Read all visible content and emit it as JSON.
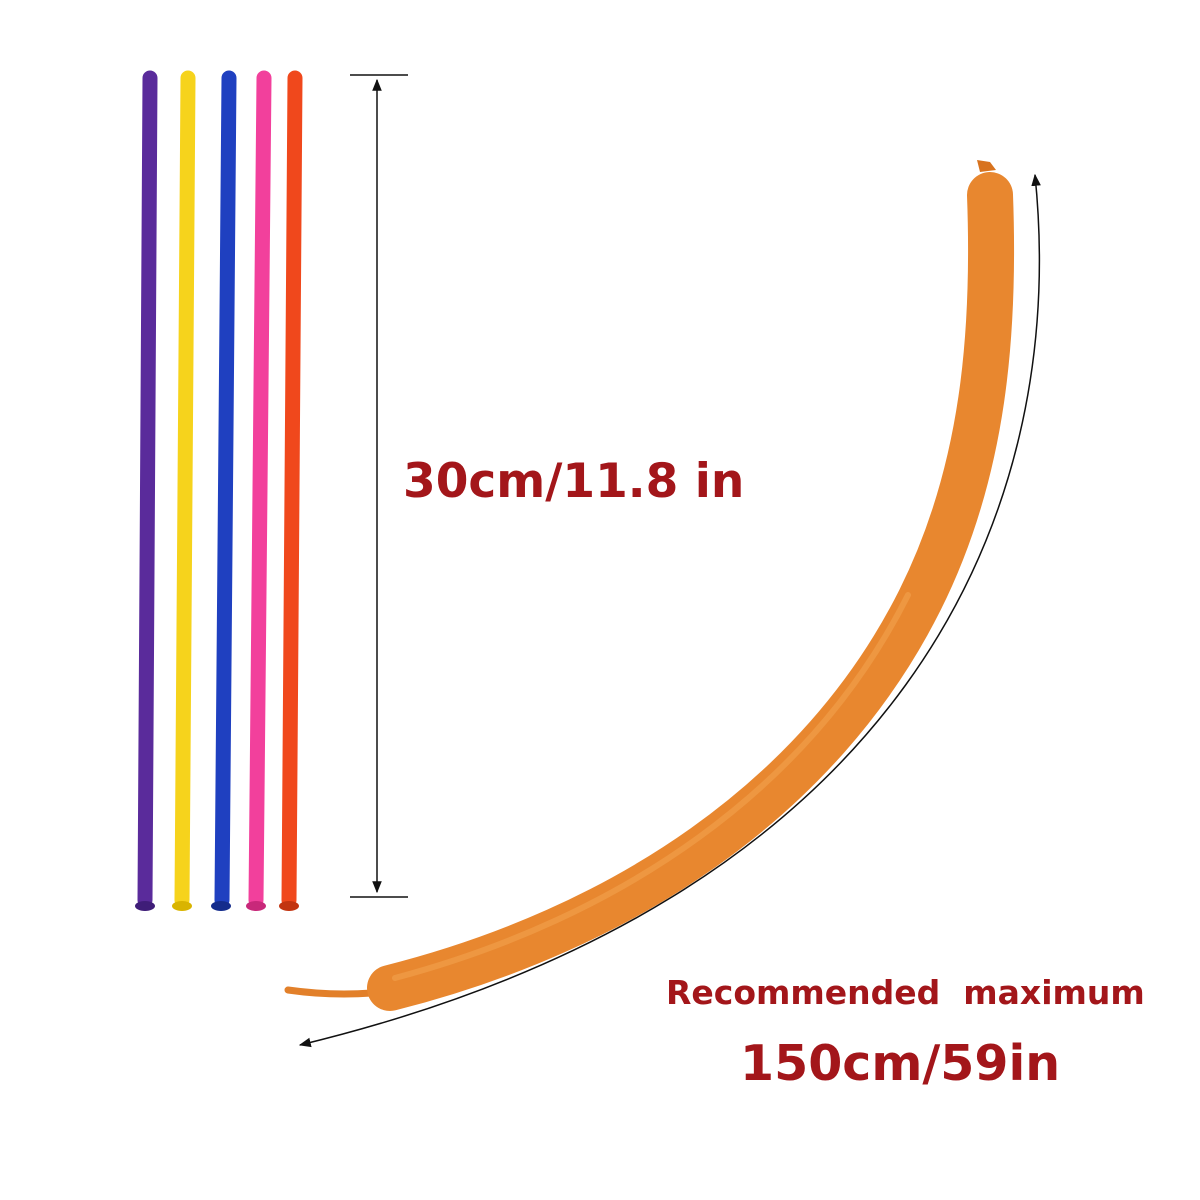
{
  "labels": {
    "short_length": "30cm/11.8 in",
    "recommended": "Recommended  maximum",
    "max_length": "150cm/59in"
  }
}
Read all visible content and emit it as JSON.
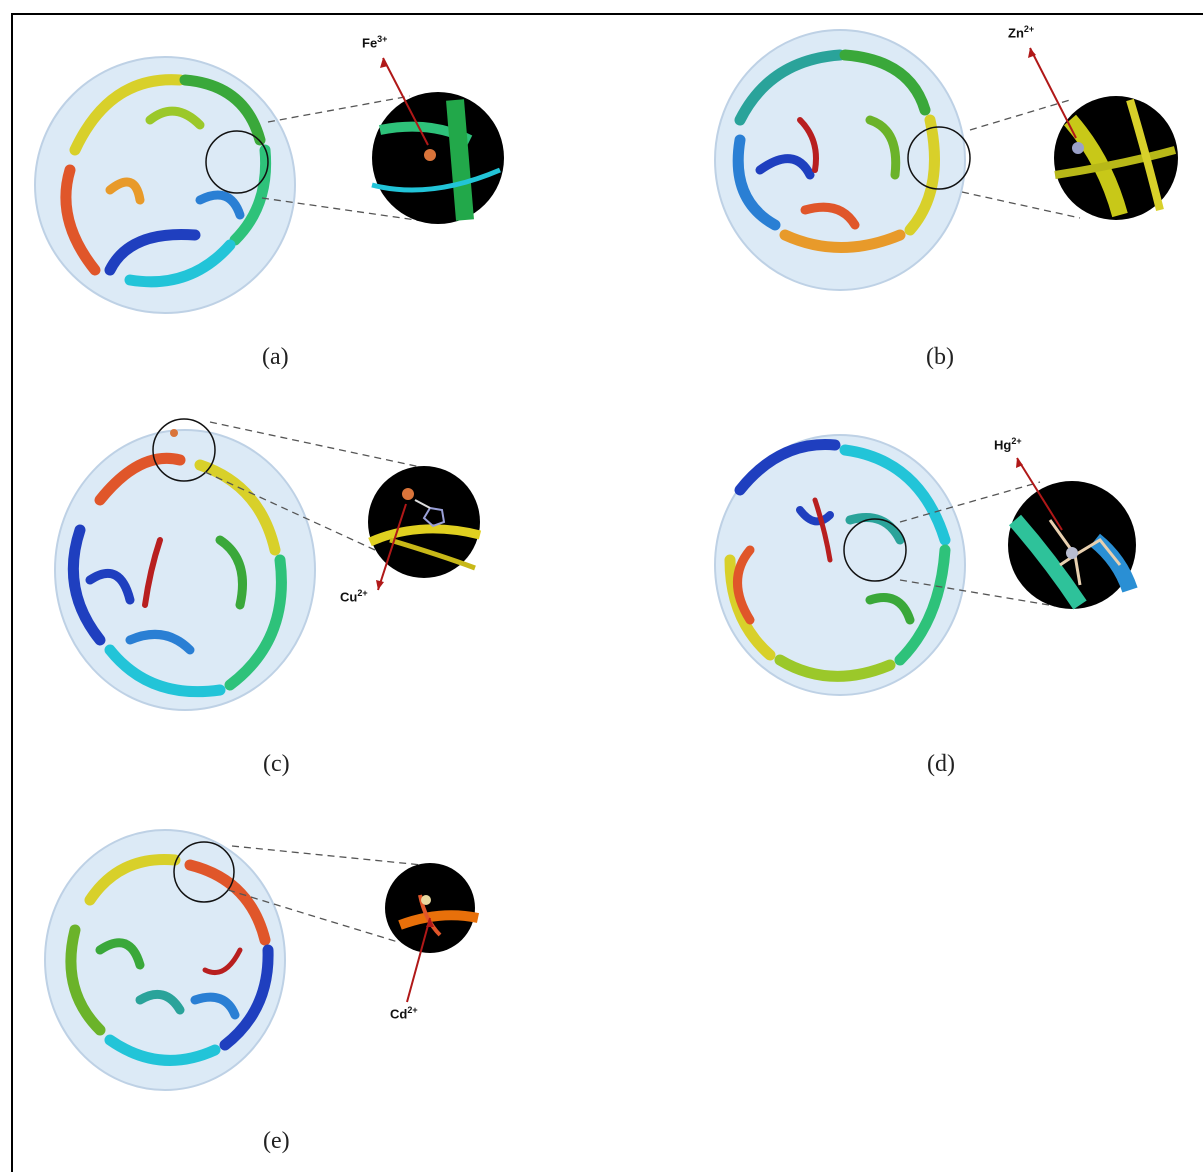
{
  "panels": [
    {
      "caption": "(a)",
      "ion": "Fe",
      "charge": "3+"
    },
    {
      "caption": "(b)",
      "ion": "Zn",
      "charge": "2+"
    },
    {
      "caption": "(c)",
      "ion": "Cu",
      "charge": "2+"
    },
    {
      "caption": "(d)",
      "ion": "Hg",
      "charge": "2+"
    },
    {
      "caption": "(e)",
      "ion": "Cd",
      "charge": "2+"
    }
  ],
  "colors": {
    "surface": "#d9e8f6",
    "surface_edge": "#b7cde3",
    "zoom_bg": "#000000",
    "arrow": "#b01818",
    "metal_fe": "#d9743a",
    "metal_zn": "#9aa0c8",
    "metal_cu": "#d9743a",
    "metal_hg": "#b8bcd0",
    "metal_cd": "#e8d8a0"
  },
  "ribbon_palette": [
    "#1f3fbf",
    "#2a7fd4",
    "#22c4d8",
    "#2ec27a",
    "#3aa83a",
    "#9bc82a",
    "#d8d02a",
    "#e89a2a",
    "#e0562a",
    "#b81f1f"
  ]
}
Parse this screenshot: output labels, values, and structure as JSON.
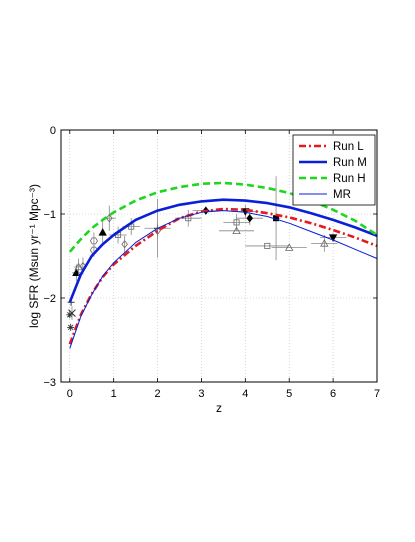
{
  "chart_data": {
    "type": "line",
    "title": "",
    "xlabel": "z",
    "ylabel": "log SFR (Msun yr⁻¹ Mpc⁻³)",
    "xlim": [
      -0.2,
      7
    ],
    "ylim": [
      -3,
      0
    ],
    "x_ticks": [
      0,
      1,
      2,
      3,
      4,
      5,
      6,
      7
    ],
    "y_ticks": [
      -3,
      -2,
      -1,
      0
    ],
    "x_tick_labels": [
      "0",
      "1",
      "2",
      "3",
      "4",
      "5",
      "6",
      "7"
    ],
    "y_tick_labels": [
      "−3",
      "−2",
      "−1",
      "0"
    ],
    "grid": true,
    "legend_position": "top-right",
    "series": [
      {
        "name": "Run L",
        "color": "#e41a1c",
        "style": "dash-dot",
        "width": "thick",
        "x": [
          0,
          0.25,
          0.5,
          0.75,
          1,
          1.5,
          2,
          2.5,
          3,
          3.5,
          4,
          4.5,
          5,
          5.5,
          6,
          6.5,
          7
        ],
        "y": [
          -2.55,
          -2.2,
          -1.95,
          -1.75,
          -1.6,
          -1.38,
          -1.2,
          -1.05,
          -0.97,
          -0.94,
          -0.95,
          -0.99,
          -1.04,
          -1.11,
          -1.19,
          -1.28,
          -1.38
        ]
      },
      {
        "name": "Run M",
        "color": "#0a1fd6",
        "style": "solid",
        "width": "thick",
        "x": [
          0,
          0.25,
          0.5,
          0.75,
          1,
          1.5,
          2,
          2.5,
          3,
          3.5,
          4,
          4.5,
          5,
          5.5,
          6,
          6.5,
          7
        ],
        "y": [
          -2.05,
          -1.72,
          -1.5,
          -1.36,
          -1.25,
          -1.07,
          -0.96,
          -0.89,
          -0.85,
          -0.83,
          -0.84,
          -0.87,
          -0.92,
          -0.99,
          -1.07,
          -1.16,
          -1.26
        ]
      },
      {
        "name": "Run H",
        "color": "#1fd61f",
        "style": "dashed",
        "width": "thick",
        "x": [
          0,
          0.25,
          0.5,
          0.75,
          1,
          1.5,
          2,
          2.5,
          3,
          3.5,
          4,
          4.5,
          5,
          5.5,
          6,
          6.5,
          7
        ],
        "y": [
          -1.45,
          -1.3,
          -1.17,
          -1.07,
          -0.98,
          -0.84,
          -0.74,
          -0.68,
          -0.64,
          -0.63,
          -0.65,
          -0.69,
          -0.75,
          -0.84,
          -0.95,
          -1.08,
          -1.25
        ]
      },
      {
        "name": "MR",
        "color": "#0a1fd6",
        "style": "solid",
        "width": "thin",
        "x": [
          0,
          0.25,
          0.5,
          0.75,
          1,
          1.5,
          2,
          2.5,
          3,
          3.5,
          4,
          4.5,
          5,
          5.5,
          6,
          6.5,
          7
        ],
        "y": [
          -2.6,
          -2.22,
          -1.96,
          -1.74,
          -1.58,
          -1.34,
          -1.17,
          -1.05,
          -0.98,
          -0.96,
          -0.98,
          -1.03,
          -1.11,
          -1.21,
          -1.31,
          -1.42,
          -1.53
        ]
      }
    ],
    "observations": [
      {
        "marker": "star",
        "x": 0.0,
        "y": -2.2,
        "xerr": 0,
        "yerr": 0
      },
      {
        "marker": "asterisk",
        "x": 0.02,
        "y": -2.35,
        "xerr": 0,
        "yerr": 0
      },
      {
        "marker": "plus",
        "x": 0.03,
        "y": -2.05,
        "xerr": 0,
        "yerr": 0
      },
      {
        "marker": "cross",
        "x": 0.05,
        "y": -2.18,
        "xerr": 0,
        "yerr": 0.08
      },
      {
        "marker": "filled-triangle-up",
        "x": 0.15,
        "y": -1.7,
        "xerr": 0.1,
        "yerr": 0.1
      },
      {
        "marker": "open-triangle-up",
        "x": 0.2,
        "y": -1.63,
        "xerr": 0.1,
        "yerr": 0.1
      },
      {
        "marker": "open-diamond",
        "x": 0.3,
        "y": -1.62,
        "xerr": 0,
        "yerr": 0.1
      },
      {
        "marker": "open-hexagon",
        "x": 0.55,
        "y": -1.32,
        "xerr": 0,
        "yerr": 0.1
      },
      {
        "marker": "open-hexagon",
        "x": 0.55,
        "y": -1.43,
        "xerr": 0,
        "yerr": 0.08
      },
      {
        "marker": "filled-triangle-up",
        "x": 0.75,
        "y": -1.22,
        "xerr": 0,
        "yerr": 0.15
      },
      {
        "marker": "open-diamond",
        "x": 0.9,
        "y": -1.05,
        "xerr": 0.15,
        "yerr": 0.15
      },
      {
        "marker": "open-square",
        "x": 1.1,
        "y": -1.25,
        "xerr": 0.2,
        "yerr": 0.1
      },
      {
        "marker": "open-square",
        "x": 1.4,
        "y": -1.15,
        "xerr": 0.2,
        "yerr": 0.1
      },
      {
        "marker": "open-diamond",
        "x": 1.25,
        "y": -1.36,
        "xerr": 0,
        "yerr": 0.1
      },
      {
        "marker": "plus",
        "x": 2.0,
        "y": -1.17,
        "xerr": 0.3,
        "yerr": 0.35
      },
      {
        "marker": "open-diamond",
        "x": 2.0,
        "y": -1.2,
        "xerr": 0,
        "yerr": 0.1
      },
      {
        "marker": "open-square",
        "x": 2.7,
        "y": -1.05,
        "xerr": 0.3,
        "yerr": 0.1
      },
      {
        "marker": "filled-diamond",
        "x": 3.1,
        "y": -0.96,
        "xerr": 0.3,
        "yerr": 0.05
      },
      {
        "marker": "open-square",
        "x": 3.8,
        "y": -1.1,
        "xerr": 0.3,
        "yerr": 0.1
      },
      {
        "marker": "open-triangle-up",
        "x": 3.8,
        "y": -1.2,
        "xerr": 0.4,
        "yerr": 0
      },
      {
        "marker": "filled-triangle-down",
        "x": 4.0,
        "y": -0.97,
        "xerr": 0.3,
        "yerr": 0.08
      },
      {
        "marker": "filled-diamond",
        "x": 4.1,
        "y": -1.05,
        "xerr": 0.3,
        "yerr": 0.08
      },
      {
        "marker": "filled-square",
        "x": 4.7,
        "y": -1.05,
        "xerr": 0.1,
        "yerr": 0.5
      },
      {
        "marker": "open-square",
        "x": 4.5,
        "y": -1.38,
        "xerr": 0.5,
        "yerr": 0
      },
      {
        "marker": "open-triangle-up",
        "x": 5.0,
        "y": -1.4,
        "xerr": 0.4,
        "yerr": 0
      },
      {
        "marker": "open-triangle-up",
        "x": 5.8,
        "y": -1.35,
        "xerr": 0.3,
        "yerr": 0.1
      },
      {
        "marker": "filled-triangle-down",
        "x": 6.0,
        "y": -1.28,
        "xerr": 0.3,
        "yerr": 0.05
      }
    ]
  }
}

··········

PROBLEM DESCRIPTION ▸ Copy out every line where the word "caption" occurs.

CORRECT RESPONSE ▸
      "caption": "(a)",
      "caption": "(b)",
      "caption": "(c)",
      "caption": "(d)",
      "caption": "(e)",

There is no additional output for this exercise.